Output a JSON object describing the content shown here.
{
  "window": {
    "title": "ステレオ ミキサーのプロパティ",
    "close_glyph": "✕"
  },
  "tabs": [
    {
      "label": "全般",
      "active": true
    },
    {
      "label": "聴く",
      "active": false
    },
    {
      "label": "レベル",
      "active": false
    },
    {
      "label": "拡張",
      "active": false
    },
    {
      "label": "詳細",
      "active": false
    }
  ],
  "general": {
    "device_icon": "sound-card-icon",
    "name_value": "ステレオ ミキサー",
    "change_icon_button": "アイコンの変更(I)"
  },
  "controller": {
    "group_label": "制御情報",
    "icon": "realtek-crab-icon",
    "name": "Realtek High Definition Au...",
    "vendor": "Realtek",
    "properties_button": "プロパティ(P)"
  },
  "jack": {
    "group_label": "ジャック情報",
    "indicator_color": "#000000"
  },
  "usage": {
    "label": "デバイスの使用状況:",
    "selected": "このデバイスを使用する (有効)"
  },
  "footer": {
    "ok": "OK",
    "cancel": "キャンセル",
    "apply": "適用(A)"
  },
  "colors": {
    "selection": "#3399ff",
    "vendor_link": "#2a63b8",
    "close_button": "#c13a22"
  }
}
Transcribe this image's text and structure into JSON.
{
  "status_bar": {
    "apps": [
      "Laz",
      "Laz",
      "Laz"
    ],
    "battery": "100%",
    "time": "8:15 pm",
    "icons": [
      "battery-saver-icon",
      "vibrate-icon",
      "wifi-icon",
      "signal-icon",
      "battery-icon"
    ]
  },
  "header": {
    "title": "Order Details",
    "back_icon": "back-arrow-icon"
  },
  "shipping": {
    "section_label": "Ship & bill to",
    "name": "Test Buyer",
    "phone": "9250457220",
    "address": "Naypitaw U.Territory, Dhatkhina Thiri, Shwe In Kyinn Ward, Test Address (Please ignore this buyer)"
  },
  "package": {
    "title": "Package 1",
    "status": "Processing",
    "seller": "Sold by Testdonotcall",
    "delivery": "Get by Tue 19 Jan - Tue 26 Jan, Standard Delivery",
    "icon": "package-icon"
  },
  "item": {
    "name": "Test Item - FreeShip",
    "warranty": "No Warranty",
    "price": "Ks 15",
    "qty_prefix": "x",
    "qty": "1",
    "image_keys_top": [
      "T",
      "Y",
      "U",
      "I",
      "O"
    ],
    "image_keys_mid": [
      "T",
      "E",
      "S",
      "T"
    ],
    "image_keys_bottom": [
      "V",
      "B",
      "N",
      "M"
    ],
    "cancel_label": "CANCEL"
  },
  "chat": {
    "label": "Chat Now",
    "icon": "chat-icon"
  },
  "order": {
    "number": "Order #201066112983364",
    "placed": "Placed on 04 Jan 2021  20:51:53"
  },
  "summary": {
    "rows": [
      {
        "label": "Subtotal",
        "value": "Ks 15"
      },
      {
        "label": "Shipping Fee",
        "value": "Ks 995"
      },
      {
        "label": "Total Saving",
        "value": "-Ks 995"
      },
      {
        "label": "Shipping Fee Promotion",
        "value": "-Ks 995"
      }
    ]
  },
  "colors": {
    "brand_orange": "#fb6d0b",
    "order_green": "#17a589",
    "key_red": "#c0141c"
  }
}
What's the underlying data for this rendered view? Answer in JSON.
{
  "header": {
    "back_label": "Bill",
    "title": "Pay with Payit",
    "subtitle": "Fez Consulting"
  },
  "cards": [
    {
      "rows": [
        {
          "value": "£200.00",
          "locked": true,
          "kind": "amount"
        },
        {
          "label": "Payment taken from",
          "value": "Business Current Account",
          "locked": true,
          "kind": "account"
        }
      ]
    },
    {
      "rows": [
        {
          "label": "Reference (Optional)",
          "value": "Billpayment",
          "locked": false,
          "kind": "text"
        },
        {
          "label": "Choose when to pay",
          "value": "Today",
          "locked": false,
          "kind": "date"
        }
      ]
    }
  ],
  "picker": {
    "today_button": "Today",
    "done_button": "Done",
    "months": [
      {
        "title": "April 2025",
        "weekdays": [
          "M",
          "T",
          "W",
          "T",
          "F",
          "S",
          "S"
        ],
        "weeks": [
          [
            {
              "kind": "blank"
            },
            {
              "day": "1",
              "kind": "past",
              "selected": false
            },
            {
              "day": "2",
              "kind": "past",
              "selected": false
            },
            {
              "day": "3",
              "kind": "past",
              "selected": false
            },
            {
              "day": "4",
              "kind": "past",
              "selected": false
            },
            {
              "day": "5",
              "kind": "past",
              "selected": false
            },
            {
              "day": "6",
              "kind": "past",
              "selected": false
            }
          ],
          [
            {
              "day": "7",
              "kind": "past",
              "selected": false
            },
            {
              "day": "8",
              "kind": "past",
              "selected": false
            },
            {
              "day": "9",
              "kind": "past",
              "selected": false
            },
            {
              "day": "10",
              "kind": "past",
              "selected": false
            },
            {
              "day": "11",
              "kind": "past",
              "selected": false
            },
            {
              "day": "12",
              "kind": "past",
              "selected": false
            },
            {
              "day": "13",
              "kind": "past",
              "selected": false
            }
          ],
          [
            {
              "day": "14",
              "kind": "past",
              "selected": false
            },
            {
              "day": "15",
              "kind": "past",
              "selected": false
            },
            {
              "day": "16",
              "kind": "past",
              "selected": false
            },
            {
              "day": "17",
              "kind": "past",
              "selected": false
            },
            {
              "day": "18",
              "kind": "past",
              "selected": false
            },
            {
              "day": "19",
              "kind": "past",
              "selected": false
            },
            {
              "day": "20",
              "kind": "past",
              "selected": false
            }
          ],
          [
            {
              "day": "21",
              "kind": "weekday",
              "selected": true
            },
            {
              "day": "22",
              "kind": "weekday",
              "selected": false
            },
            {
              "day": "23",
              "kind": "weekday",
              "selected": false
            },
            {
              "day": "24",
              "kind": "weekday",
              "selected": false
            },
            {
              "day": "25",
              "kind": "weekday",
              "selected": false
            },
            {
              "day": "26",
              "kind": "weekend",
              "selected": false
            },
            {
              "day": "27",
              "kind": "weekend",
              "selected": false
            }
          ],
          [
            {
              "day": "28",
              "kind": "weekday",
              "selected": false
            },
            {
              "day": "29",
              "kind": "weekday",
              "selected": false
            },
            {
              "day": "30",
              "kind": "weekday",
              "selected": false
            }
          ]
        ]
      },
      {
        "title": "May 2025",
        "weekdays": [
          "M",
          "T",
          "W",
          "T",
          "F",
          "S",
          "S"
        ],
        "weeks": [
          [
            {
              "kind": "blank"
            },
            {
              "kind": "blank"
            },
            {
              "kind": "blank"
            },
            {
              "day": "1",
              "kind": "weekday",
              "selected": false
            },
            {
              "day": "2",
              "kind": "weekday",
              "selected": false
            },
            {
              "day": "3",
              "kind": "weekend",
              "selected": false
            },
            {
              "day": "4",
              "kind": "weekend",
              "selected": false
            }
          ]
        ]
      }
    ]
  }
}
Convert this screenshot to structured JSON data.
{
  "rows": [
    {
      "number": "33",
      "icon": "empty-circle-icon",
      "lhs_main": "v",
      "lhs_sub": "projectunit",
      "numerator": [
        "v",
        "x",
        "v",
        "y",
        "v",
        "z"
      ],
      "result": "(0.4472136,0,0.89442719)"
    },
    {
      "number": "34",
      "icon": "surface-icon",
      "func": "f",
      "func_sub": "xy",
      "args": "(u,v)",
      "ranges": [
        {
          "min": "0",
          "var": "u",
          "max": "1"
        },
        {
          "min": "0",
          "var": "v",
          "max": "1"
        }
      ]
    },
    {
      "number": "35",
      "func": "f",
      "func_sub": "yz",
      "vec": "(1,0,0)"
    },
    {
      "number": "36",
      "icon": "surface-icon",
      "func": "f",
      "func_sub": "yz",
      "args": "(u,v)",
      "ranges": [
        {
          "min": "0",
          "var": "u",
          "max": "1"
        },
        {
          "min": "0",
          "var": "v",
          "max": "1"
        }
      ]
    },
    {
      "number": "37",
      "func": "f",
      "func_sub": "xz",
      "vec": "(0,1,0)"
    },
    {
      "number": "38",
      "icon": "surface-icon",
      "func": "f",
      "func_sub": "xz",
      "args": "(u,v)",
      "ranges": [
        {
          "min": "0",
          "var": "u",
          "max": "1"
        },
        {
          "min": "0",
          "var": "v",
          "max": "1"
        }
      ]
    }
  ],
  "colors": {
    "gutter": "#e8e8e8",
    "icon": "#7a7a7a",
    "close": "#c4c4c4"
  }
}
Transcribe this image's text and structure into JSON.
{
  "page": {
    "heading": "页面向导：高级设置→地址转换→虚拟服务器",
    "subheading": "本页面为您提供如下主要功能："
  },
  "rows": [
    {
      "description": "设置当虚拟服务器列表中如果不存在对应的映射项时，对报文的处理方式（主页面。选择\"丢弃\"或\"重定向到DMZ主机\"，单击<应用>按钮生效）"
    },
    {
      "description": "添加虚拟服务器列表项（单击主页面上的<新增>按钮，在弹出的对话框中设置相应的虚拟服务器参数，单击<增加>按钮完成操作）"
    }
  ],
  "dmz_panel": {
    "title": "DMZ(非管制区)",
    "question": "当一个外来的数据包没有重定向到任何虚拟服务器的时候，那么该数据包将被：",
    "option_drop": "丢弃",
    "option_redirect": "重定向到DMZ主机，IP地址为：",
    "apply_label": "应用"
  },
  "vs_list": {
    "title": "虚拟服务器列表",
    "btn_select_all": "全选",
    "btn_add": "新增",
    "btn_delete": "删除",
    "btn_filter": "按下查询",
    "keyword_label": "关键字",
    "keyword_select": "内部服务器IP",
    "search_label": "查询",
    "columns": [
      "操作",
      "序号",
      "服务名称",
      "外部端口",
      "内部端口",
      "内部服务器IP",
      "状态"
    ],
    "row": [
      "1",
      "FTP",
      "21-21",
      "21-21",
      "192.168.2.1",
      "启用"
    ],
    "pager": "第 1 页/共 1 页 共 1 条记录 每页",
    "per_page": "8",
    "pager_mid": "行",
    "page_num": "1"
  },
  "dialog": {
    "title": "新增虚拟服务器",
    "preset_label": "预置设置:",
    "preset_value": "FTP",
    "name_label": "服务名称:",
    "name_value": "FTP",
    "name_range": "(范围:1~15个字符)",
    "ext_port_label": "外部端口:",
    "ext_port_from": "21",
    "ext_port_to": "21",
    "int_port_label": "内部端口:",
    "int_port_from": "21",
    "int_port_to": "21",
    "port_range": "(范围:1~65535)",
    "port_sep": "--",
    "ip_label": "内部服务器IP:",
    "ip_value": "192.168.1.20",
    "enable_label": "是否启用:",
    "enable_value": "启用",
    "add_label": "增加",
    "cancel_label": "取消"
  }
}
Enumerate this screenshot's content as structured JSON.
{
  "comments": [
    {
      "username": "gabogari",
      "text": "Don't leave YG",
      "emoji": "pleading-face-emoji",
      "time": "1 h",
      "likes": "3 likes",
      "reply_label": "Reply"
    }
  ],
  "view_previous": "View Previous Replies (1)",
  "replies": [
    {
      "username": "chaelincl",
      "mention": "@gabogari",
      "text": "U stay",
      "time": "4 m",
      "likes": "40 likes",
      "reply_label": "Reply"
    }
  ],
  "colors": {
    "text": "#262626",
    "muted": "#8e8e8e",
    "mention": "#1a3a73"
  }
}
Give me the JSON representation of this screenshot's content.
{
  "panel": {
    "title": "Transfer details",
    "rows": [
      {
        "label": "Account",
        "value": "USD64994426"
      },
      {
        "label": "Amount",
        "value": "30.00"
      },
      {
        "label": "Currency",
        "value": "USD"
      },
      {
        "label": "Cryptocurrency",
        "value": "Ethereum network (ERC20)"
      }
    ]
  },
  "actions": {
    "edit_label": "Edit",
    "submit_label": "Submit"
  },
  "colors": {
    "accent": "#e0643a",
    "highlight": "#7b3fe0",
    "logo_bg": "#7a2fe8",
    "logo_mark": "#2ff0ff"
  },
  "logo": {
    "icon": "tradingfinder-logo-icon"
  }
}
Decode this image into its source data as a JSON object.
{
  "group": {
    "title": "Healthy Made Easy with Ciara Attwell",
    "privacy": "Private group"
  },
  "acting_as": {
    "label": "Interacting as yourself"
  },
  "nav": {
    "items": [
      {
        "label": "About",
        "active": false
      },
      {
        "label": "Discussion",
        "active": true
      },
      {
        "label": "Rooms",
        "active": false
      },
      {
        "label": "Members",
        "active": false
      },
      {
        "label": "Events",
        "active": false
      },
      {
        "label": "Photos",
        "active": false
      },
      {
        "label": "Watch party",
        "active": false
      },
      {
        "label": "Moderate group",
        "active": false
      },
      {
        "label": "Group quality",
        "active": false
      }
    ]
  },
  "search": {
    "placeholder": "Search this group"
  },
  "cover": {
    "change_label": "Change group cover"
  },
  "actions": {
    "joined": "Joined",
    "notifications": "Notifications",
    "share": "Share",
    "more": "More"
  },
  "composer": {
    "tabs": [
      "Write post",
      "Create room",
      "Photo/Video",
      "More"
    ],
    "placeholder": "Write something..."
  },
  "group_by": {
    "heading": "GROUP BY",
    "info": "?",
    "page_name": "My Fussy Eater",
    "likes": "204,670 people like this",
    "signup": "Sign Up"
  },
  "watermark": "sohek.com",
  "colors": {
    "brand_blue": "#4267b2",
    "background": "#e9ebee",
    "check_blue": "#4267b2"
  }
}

.....

Set exercise. For this exercise, please retype exactly the lines in the listing from the line with "Decode this image" through its last line, both ends included.

Reply to the task.
Decode this image into its source data as a JSON object.
{
  "group": {
    "title": "Healthy Made Easy with Ciara Attwell",
    "privacy": "Private group"
  },
  "acting_as": {
    "label": "Interacting as yourself"
  },
  "nav": {
    "items": [
      {
        "label": "About",
        "active": false
      },
      {
        "label": "Discussion",
        "active": true
      },
      {
        "label": "Rooms",
        "active": false
      },
      {
        "label": "Members",
        "active": false
      },
      {
        "label": "Events",
        "active": false
      },
      {
        "label": "Photos",
        "active": false
      },
      {
        "label": "Watch party",
        "active": false
      },
      {
        "label": "Moderate group",
        "active": false
      },
      {
        "label": "Group quality",
        "active": false
      }
    ]
  },
  "search": {
    "placeholder": "Search this group"
  },
  "cover": {
    "change_label": "Change group cover"
  },
  "actions": {
    "joined": "Joined",
    "notifications": "Notifications",
    "share": "Share",
    "more": "More"
  },
  "composer": {
    "tabs": [
      "Write post",
      "Create room",
      "Photo/Video",
      "More"
    ],
    "placeholder": "Write something..."
  },
  "group_by": {
    "heading": "GROUP BY",
    "info": "?",
    "page_name": "My Fussy Eater",
    "likes": "204,670 people like this",
    "signup": "Sign Up"
  },
  "watermark": "sohek.com",
  "colors": {
    "brand_blue": "#4267b2",
    "background": "#e9ebee",
    "check_blue": "#4267b2"
  }
}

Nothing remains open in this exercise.